▶ [WHAT IS REQUIRED]: Please give the data below again in full, exactly as it stands.

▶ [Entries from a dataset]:
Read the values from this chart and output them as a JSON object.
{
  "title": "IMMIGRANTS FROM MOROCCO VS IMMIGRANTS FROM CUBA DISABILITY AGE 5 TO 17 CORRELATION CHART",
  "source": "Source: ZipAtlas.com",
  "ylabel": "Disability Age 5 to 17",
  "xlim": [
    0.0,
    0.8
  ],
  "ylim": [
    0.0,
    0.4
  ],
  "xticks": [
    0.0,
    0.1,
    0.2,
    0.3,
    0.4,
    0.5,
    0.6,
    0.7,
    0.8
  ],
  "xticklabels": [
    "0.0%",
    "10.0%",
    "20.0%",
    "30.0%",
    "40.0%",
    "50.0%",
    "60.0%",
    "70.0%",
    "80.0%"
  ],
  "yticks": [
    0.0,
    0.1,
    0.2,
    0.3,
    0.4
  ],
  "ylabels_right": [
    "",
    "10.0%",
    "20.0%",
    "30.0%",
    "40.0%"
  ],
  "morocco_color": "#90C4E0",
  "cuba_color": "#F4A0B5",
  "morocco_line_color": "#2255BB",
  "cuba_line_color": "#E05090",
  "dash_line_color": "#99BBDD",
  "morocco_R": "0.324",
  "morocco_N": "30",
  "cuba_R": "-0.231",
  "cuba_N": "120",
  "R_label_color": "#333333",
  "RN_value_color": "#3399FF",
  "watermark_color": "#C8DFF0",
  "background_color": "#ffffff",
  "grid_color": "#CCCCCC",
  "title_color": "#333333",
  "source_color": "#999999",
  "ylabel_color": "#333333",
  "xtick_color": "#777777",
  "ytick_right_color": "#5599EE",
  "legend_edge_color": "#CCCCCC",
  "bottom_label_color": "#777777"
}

▶ [SOLUTION]:
Read the values from this chart and output them as a JSON object.
{
  "title": "IMMIGRANTS FROM MOROCCO VS IMMIGRANTS FROM CUBA DISABILITY AGE 5 TO 17 CORRELATION CHART",
  "source": "Source: ZipAtlas.com",
  "ylabel": "Disability Age 5 to 17",
  "xlim": [
    0.0,
    0.8
  ],
  "ylim": [
    0.0,
    0.4
  ],
  "xticks": [
    0.0,
    0.1,
    0.2,
    0.3,
    0.4,
    0.5,
    0.6,
    0.7,
    0.8
  ],
  "xticklabels": [
    "0.0%",
    "10.0%",
    "20.0%",
    "30.0%",
    "40.0%",
    "50.0%",
    "60.0%",
    "70.0%",
    "80.0%"
  ],
  "yticks": [
    0.0,
    0.1,
    0.2,
    0.3,
    0.4
  ],
  "ylabels_right": [
    "",
    "10.0%",
    "20.0%",
    "30.0%",
    "40.0%"
  ],
  "morocco_color": "#90C4E0",
  "cuba_color": "#F4A0B5",
  "morocco_line_color": "#2255BB",
  "cuba_line_color": "#E05090",
  "dash_line_color": "#99BBDD",
  "morocco_R": "0.324",
  "morocco_N": "30",
  "cuba_R": "-0.231",
  "cuba_N": "120",
  "R_label_color": "#333333",
  "RN_value_color": "#3399FF",
  "watermark_color": "#C8DFF0",
  "background_color": "#ffffff",
  "grid_color": "#CCCCCC",
  "title_color": "#333333",
  "source_color": "#999999",
  "ylabel_color": "#333333",
  "xtick_color": "#777777",
  "ytick_right_color": "#5599EE",
  "legend_edge_color": "#CCCCCC",
  "bottom_label_color": "#777777"
}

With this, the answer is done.